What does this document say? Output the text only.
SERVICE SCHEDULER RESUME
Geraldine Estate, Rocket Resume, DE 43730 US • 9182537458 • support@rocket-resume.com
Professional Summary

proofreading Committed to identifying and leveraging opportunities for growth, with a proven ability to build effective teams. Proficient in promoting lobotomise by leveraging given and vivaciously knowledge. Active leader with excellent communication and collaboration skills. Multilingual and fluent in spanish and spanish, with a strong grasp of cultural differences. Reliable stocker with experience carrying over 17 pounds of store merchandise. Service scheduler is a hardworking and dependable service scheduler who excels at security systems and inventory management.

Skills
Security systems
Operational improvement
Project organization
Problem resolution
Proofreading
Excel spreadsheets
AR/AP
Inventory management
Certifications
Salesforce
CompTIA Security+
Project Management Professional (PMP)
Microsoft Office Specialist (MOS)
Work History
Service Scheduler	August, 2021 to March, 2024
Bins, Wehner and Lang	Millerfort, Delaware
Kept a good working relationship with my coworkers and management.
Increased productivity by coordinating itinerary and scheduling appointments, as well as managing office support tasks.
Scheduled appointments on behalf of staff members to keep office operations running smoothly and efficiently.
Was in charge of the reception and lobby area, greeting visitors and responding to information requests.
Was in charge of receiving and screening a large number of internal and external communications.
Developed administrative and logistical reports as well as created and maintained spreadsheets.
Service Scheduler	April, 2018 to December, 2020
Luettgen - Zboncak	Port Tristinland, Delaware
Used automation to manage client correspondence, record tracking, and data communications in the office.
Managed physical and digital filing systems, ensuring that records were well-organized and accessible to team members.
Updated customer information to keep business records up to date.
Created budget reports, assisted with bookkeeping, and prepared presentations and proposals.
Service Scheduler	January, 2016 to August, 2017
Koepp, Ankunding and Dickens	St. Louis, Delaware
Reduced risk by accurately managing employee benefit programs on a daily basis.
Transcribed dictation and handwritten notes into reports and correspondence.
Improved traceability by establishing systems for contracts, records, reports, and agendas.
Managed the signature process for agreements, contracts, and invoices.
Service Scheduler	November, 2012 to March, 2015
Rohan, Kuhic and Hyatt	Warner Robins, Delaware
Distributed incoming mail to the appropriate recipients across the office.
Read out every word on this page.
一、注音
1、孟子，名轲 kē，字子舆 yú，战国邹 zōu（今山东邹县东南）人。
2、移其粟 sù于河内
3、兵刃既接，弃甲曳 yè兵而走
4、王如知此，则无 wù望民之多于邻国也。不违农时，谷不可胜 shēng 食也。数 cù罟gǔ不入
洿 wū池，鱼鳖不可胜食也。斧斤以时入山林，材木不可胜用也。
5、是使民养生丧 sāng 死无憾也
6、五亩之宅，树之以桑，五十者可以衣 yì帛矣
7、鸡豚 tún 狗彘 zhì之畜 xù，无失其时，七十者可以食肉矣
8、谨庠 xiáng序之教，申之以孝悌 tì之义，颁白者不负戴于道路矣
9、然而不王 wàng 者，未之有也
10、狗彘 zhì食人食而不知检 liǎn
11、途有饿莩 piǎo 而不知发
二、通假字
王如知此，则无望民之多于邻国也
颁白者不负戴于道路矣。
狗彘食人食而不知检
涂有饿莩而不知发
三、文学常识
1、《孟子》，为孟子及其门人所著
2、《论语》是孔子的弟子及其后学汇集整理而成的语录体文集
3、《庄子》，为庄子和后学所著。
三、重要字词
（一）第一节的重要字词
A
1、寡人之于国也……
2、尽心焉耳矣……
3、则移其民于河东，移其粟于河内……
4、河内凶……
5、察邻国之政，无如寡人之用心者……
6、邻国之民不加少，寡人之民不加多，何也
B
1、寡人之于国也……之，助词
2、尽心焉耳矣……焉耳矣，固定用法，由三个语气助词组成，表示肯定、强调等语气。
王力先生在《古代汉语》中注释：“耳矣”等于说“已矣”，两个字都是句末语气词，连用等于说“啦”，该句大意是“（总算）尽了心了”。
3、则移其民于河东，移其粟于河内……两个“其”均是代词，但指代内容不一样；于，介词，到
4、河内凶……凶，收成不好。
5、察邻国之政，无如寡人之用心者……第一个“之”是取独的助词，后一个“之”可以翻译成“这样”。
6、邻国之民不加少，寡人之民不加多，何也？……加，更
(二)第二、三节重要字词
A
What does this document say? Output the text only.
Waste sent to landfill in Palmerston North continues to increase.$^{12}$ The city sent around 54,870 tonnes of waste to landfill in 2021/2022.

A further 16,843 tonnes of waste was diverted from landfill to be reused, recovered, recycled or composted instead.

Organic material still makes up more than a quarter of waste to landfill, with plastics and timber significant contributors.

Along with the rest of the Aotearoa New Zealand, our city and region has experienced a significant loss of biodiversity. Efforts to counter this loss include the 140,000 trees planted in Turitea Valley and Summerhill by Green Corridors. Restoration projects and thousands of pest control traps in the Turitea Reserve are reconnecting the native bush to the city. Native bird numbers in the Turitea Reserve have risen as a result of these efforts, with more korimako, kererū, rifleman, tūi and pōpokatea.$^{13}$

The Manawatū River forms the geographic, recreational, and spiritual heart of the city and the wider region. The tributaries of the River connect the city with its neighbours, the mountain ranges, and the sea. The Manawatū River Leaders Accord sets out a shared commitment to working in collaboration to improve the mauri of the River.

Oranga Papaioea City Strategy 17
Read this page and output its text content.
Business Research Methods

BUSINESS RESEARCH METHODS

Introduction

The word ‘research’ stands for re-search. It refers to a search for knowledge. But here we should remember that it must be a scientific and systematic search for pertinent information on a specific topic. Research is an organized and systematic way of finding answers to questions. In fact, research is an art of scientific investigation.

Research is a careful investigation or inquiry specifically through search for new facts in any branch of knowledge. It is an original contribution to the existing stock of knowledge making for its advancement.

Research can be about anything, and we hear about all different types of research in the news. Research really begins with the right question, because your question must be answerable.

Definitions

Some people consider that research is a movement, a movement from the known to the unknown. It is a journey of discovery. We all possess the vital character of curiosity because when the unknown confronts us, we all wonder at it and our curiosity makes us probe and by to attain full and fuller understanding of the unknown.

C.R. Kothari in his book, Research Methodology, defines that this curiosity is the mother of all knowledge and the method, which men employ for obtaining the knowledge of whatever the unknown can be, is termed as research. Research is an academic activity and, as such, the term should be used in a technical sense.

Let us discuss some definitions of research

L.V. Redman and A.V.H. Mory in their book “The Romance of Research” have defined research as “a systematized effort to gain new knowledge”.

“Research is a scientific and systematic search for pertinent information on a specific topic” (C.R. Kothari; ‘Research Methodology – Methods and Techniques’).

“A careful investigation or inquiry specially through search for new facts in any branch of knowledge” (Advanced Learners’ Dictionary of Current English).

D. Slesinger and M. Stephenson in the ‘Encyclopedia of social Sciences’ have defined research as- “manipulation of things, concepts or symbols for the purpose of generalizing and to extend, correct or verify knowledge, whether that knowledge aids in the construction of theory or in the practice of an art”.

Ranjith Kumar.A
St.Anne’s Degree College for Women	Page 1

→ **Given task**
Write out the records shown above, exactly as they appear.

→ **Correct result**
What does this document say? Output the text only.
SERVICE SCHEDULER RESUME
Geraldine Estate, Rocket Resume, DE 43730 US • 9182537458 • support@rocket-resume.com
Professional Summary

proofreading Committed to identifying and leveraging opportunities for growth, with a proven ability to build effective teams. Proficient in promoting lobotomise by leveraging given and vivaciously knowledge. Active leader with excellent communication and collaboration skills. Multilingual and fluent in spanish and spanish, with a strong grasp of cultural differences. Reliable stocker with experience carrying over 17 pounds of store merchandise. Service scheduler is a hardworking and dependable service scheduler who excels at security systems and inventory management.

Skills
Security systems
Operational improvement
Project organization
Problem resolution
Proofreading
Excel spreadsheets
AR/AP
Inventory management
Certifications
Salesforce
CompTIA Security+
Project Management Professional (PMP)
Microsoft Office Specialist (MOS)
Work History
Service Scheduler	August, 2021 to March, 2024
Bins, Wehner and Lang	Millerfort, Delaware
Kept a good working relationship with my coworkers and management.
Increased productivity by coordinating itinerary and scheduling appointments, as well as managing office support tasks.
Scheduled appointments on behalf of staff members to keep office operations running smoothly and efficiently.
Was in charge of the reception and lobby area, greeting visitors and responding to information requests.
Was in charge of receiving and screening a large number of internal and external communications.
Developed administrative and logistical reports as well as created and maintained spreadsheets.
Service Scheduler	April, 2018 to December, 2020
Luettgen - Zboncak	Port Tristinland, Delaware
Used automation to manage client correspondence, record tracking, and data communications in the office.
Managed physical and digital filing systems, ensuring that records were well-organized and accessible to team members.
Updated customer information to keep business records up to date.
Created budget reports, assisted with bookkeeping, and prepared presentations and proposals.
Service Scheduler	January, 2016 to August, 2017
Koepp, Ankunding and Dickens	St. Louis, Delaware
Reduced risk by accurately managing employee benefit programs on a daily basis.
Transcribed dictation and handwritten notes into reports and correspondence.
Improved traceability by establishing systems for contracts, records, reports, and agendas.
Managed the signature process for agreements, contracts, and invoices.
Service Scheduler	November, 2012 to March, 2015
Rohan, Kuhic and Hyatt	Warner Robins, Delaware
Distributed incoming mail to the appropriate recipients across the office.
Read out every word on this page.
一、注音
1、孟子，名轲 kē，字子舆 yú，战国邹 zōu（今山东邹县东南）人。
2、移其粟 sù于河内
3、兵刃既接，弃甲曳 yè兵而走
4、王如知此，则无 wù望民之多于邻国也。不违农时，谷不可胜 shēng 食也。数 cù罟gǔ不入
洿 wū池，鱼鳖不可胜食也。斧斤以时入山林，材木不可胜用也。
5、是使民养生丧 sāng 死无憾也
6、五亩之宅，树之以桑，五十者可以衣 yì帛矣
7、鸡豚 tún 狗彘 zhì之畜 xù，无失其时，七十者可以食肉矣
8、谨庠 xiáng序之教，申之以孝悌 tì之义，颁白者不负戴于道路矣
9、然而不王 wàng 者，未之有也
10、狗彘 zhì食人食而不知检 liǎn
11、途有饿莩 piǎo 而不知发
二、通假字
王如知此，则无望民之多于邻国也
颁白者不负戴于道路矣。
狗彘食人食而不知检
涂有饿莩而不知发
三、文学常识
1、《孟子》，为孟子及其门人所著
2、《论语》是孔子的弟子及其后学汇集整理而成的语录体文集
3、《庄子》，为庄子和后学所著。
三、重要字词
（一）第一节的重要字词
A
1、寡人之于国也……
2、尽心焉耳矣……
3、则移其民于河东，移其粟于河内……
4、河内凶……
5、察邻国之政，无如寡人之用心者……
6、邻国之民不加少，寡人之民不加多，何也
B
1、寡人之于国也……之，助词
2、尽心焉耳矣……焉耳矣，固定用法，由三个语气助词组成，表示肯定、强调等语气。
王力先生在《古代汉语》中注释：“耳矣”等于说“已矣”，两个字都是句末语气词，连用等于说“啦”，该句大意是“（总算）尽了心了”。
3、则移其民于河东，移其粟于河内……两个“其”均是代词，但指代内容不一样；于，介词，到
4、河内凶……凶，收成不好。
5、察邻国之政，无如寡人之用心者……第一个“之”是取独的助词，后一个“之”可以翻译成“这样”。
6、邻国之民不加少，寡人之民不加多，何也？……加，更
(二)第二、三节重要字词
A
What does this document say? Output the text only.
Waste sent to landfill in Palmerston North continues to increase.$^{12}$ The city sent around 54,870 tonnes of waste to landfill in 2021/2022.

A further 16,843 tonnes of waste was diverted from landfill to be reused, recovered, recycled or composted instead.

Organic material still makes up more than a quarter of waste to landfill, with plastics and timber significant contributors.

Along with the rest of the Aotearoa New Zealand, our city and region has experienced a significant loss of biodiversity. Efforts to counter this loss include the 140,000 trees planted in Turitea Valley and Summerhill by Green Corridors. Restoration projects and thousands of pest control traps in the Turitea Reserve are reconnecting the native bush to the city. Native bird numbers in the Turitea Reserve have risen as a result of these efforts, with more korimako, kererū, rifleman, tūi and pōpokatea.$^{13}$

The Manawatū River forms the geographic, recreational, and spiritual heart of the city and the wider region. The tributaries of the River connect the city with its neighbours, the mountain ranges, and the sea. The Manawatū River Leaders Accord sets out a shared commitment to working in collaboration to improve the mauri of the River.

Oranga Papaioea City Strategy 17
Read this page and output its text content.
Business Research Methods

BUSINESS RESEARCH METHODS

Introduction

The word ‘research’ stands for re-search. It refers to a search for knowledge. But here we should remember that it must be a scientific and systematic search for pertinent information on a specific topic. Research is an organized and systematic way of finding answers to questions. In fact, research is an art of scientific investigation.

Research is a careful investigation or inquiry specifically through search for new facts in any branch of knowledge. It is an original contribution to the existing stock of knowledge making for its advancement.

Research can be about anything, and we hear about all different types of research in the news. Research really begins with the right question, because your question must be answerable.

Definitions

Some people consider that research is a movement, a movement from the known to the unknown. It is a journey of discovery. We all possess the vital character of curiosity because when the unknown confronts us, we all wonder at it and our curiosity makes us probe and by to attain full and fuller understanding of the unknown.

C.R. Kothari in his book, Research Methodology, defines that this curiosity is the mother of all knowledge and the method, which men employ for obtaining the knowledge of whatever the unknown can be, is termed as research. Research is an academic activity and, as such, the term should be used in a technical sense.

Let us discuss some definitions of research

L.V. Redman and A.V.H. Mory in their book “The Romance of Research” have defined research as “a systematized effort to gain new knowledge”.

“Research is a scientific and systematic search for pertinent information on a specific topic” (C.R. Kothari; ‘Research Methodology – Methods and Techniques’).

“A careful investigation or inquiry specially through search for new facts in any branch of knowledge” (Advanced Learners’ Dictionary of Current English).

D. Slesinger and M. Stephenson in the ‘Encyclopedia of social Sciences’ have defined research as- “manipulation of things, concepts or symbols for the purpose of generalizing and to extend, correct or verify knowledge, whether that knowledge aids in the construction of theory or in the practice of an art”.

Ranjith Kumar.A
St.Anne’s Degree College for Women	Page 1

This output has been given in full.